Reproduce the listing verbatim.

• Source records:
►
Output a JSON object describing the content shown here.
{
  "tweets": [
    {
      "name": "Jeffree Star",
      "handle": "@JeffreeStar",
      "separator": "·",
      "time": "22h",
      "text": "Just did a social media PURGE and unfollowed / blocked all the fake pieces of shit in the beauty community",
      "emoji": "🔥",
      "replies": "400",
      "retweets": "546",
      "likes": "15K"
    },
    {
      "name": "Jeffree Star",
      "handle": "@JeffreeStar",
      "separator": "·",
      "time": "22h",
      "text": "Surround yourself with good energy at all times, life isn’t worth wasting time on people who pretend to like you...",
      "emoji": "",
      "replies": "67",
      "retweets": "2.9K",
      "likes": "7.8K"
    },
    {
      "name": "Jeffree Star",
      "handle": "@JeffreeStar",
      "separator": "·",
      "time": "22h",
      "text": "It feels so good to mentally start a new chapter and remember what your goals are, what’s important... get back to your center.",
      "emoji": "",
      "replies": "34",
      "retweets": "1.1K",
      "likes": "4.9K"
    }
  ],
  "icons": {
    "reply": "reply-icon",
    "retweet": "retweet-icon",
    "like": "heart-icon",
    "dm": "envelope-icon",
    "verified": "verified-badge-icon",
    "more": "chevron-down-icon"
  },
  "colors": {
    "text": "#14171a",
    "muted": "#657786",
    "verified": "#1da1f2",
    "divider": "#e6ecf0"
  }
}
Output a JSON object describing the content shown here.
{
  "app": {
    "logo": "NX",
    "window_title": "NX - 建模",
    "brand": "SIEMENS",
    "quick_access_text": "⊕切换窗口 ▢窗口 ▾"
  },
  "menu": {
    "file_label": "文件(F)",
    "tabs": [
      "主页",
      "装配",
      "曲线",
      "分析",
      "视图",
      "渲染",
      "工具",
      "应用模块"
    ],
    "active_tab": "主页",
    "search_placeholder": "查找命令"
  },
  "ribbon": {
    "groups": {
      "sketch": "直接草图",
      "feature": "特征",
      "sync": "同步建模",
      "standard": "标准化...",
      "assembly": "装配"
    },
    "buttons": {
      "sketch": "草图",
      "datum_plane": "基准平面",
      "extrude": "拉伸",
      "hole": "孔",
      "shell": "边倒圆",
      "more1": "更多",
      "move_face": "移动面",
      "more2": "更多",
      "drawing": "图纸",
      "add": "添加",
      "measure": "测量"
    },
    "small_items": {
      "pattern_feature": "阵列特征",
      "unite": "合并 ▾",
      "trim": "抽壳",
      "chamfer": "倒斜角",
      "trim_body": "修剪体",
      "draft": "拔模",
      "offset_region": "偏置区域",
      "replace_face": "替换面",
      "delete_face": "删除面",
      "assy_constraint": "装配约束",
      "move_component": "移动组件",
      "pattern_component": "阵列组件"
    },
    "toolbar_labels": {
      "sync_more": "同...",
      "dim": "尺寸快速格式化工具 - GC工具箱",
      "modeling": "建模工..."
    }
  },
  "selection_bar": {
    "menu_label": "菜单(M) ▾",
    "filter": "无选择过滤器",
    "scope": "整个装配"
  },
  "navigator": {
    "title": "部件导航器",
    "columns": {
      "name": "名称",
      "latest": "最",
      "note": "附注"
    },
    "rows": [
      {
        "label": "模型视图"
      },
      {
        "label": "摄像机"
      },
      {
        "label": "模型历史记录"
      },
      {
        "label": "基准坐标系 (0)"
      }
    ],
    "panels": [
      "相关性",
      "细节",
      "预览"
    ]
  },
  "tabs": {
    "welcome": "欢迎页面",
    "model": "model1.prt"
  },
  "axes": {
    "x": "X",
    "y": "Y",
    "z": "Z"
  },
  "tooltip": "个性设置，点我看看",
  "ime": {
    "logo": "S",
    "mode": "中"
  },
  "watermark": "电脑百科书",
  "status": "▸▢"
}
◄
• WORKED SOLUTION:
Output a JSON object describing the content shown here.
{
  "tweets": [
    {
      "name": "Jeffree Star",
      "handle": "@JeffreeStar",
      "separator": "·",
      "time": "22h",
      "text": "Just did a social media PURGE and unfollowed / blocked all the fake pieces of shit in the beauty community",
      "emoji": "🔥",
      "replies": "400",
      "retweets": "546",
      "likes": "15K"
    },
    {
      "name": "Jeffree Star",
      "handle": "@JeffreeStar",
      "separator": "·",
      "time": "22h",
      "text": "Surround yourself with good energy at all times, life isn’t worth wasting time on people who pretend to like you...",
      "emoji": "",
      "replies": "67",
      "retweets": "2.9K",
      "likes": "7.8K"
    },
    {
      "name": "Jeffree Star",
      "handle": "@JeffreeStar",
      "separator": "·",
      "time": "22h",
      "text": "It feels so good to mentally start a new chapter and remember what your goals are, what’s important... get back to your center.",
      "emoji": "",
      "replies": "34",
      "retweets": "1.1K",
      "likes": "4.9K"
    }
  ],
  "icons": {
    "reply": "reply-icon",
    "retweet": "retweet-icon",
    "like": "heart-icon",
    "dm": "envelope-icon",
    "verified": "verified-badge-icon",
    "more": "chevron-down-icon"
  },
  "colors": {
    "text": "#14171a",
    "muted": "#657786",
    "verified": "#1da1f2",
    "divider": "#e6ecf0"
  }
}
Output a JSON object describing the content shown here.
{
  "app": {
    "logo": "NX",
    "window_title": "NX - 建模",
    "brand": "SIEMENS",
    "quick_access_text": "⊕切换窗口 ▢窗口 ▾"
  },
  "menu": {
    "file_label": "文件(F)",
    "tabs": [
      "主页",
      "装配",
      "曲线",
      "分析",
      "视图",
      "渲染",
      "工具",
      "应用模块"
    ],
    "active_tab": "主页",
    "search_placeholder": "查找命令"
  },
  "ribbon": {
    "groups": {
      "sketch": "直接草图",
      "feature": "特征",
      "sync": "同步建模",
      "standard": "标准化...",
      "assembly": "装配"
    },
    "buttons": {
      "sketch": "草图",
      "datum_plane": "基准平面",
      "extrude": "拉伸",
      "hole": "孔",
      "shell": "边倒圆",
      "more1": "更多",
      "move_face": "移动面",
      "more2": "更多",
      "drawing": "图纸",
      "add": "添加",
      "measure": "测量"
    },
    "small_items": {
      "pattern_feature": "阵列特征",
      "unite": "合并 ▾",
      "trim": "抽壳",
      "chamfer": "倒斜角",
      "trim_body": "修剪体",
      "draft": "拔模",
      "offset_region": "偏置区域",
      "replace_face": "替换面",
      "delete_face": "删除面",
      "assy_constraint": "装配约束",
      "move_component": "移动组件",
      "pattern_component": "阵列组件"
    },
    "toolbar_labels": {
      "sync_more": "同...",
      "dim": "尺寸快速格式化工具 - GC工具箱",
      "modeling": "建模工..."
    }
  },
  "selection_bar": {
    "menu_label": "菜单(M) ▾",
    "filter": "无选择过滤器",
    "scope": "整个装配"
  },
  "navigator": {
    "title": "部件导航器",
    "columns": {
      "name": "名称",
      "latest": "最",
      "note": "附注"
    },
    "rows": [
      {
        "label": "模型视图"
      },
      {
        "label": "摄像机"
      },
      {
        "label": "模型历史记录"
      },
      {
        "label": "基准坐标系 (0)"
      }
    ],
    "panels": [
      "相关性",
      "细节",
      "预览"
    ]
  },
  "tabs": {
    "welcome": "欢迎页面",
    "model": "model1.prt"
  },
  "axes": {
    "x": "X",
    "y": "Y",
    "z": "Z"
  },
  "tooltip": "个性设置，点我看看",
  "ime": {
    "logo": "S",
    "mode": "中"
  },
  "watermark": "电脑百科书",
  "status": "▸▢"
}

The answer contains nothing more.